■ **What to do**: Copy each line that contains the word "icon".

■ **Record list**:
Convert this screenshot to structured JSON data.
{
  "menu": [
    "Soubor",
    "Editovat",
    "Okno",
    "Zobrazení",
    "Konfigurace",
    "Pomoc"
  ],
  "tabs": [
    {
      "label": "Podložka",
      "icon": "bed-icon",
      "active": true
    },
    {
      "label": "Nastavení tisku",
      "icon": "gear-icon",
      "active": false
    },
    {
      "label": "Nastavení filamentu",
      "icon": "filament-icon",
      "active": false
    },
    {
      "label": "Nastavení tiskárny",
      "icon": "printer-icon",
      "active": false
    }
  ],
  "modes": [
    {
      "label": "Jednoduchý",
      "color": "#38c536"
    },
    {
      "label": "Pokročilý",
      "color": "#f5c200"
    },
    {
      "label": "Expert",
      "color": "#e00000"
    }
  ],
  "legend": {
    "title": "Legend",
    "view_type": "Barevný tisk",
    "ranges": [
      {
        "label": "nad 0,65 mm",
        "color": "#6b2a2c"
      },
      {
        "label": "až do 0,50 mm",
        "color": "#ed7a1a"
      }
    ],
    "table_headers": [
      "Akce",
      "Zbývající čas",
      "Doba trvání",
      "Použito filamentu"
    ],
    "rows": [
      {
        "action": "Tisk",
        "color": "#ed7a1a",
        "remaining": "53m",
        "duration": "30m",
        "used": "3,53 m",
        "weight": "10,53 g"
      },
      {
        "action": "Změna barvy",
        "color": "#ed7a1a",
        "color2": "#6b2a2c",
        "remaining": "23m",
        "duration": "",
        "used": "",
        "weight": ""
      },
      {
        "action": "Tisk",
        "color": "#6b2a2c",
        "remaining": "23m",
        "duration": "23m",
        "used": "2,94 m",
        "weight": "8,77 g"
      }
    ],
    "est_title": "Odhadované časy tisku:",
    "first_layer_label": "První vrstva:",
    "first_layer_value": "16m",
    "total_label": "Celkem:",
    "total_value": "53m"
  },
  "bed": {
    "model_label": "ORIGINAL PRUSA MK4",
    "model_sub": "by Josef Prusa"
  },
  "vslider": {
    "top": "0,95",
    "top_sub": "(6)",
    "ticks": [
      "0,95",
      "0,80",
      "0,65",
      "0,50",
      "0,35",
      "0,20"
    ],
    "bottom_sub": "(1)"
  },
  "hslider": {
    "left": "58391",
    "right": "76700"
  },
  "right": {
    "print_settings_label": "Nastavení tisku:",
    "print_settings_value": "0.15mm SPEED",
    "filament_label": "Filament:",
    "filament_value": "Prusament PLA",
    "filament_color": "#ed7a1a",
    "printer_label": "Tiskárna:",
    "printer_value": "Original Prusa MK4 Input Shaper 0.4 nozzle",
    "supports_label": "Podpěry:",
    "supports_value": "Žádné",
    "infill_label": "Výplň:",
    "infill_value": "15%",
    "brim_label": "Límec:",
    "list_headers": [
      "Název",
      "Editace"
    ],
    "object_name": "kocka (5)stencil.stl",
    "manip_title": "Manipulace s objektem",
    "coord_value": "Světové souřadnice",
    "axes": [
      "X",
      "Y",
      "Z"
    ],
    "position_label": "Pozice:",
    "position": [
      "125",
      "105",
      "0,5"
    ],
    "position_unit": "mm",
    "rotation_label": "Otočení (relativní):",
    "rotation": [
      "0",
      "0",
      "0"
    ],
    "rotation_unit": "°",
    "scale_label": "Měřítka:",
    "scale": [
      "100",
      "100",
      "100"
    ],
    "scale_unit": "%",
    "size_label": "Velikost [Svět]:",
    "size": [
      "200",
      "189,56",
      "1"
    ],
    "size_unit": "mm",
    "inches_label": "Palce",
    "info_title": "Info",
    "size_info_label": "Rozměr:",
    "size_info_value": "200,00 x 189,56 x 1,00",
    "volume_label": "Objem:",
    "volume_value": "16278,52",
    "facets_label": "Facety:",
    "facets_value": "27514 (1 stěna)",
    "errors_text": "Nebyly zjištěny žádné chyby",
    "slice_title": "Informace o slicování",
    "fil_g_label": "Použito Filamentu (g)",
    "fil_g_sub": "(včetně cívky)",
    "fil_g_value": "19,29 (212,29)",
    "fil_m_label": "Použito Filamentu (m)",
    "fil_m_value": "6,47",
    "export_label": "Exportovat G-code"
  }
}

■ **Reply**:
      "icon": "bed-icon",
      "icon": "gear-icon",
      "icon": "filament-icon",
      "icon": "printer-icon",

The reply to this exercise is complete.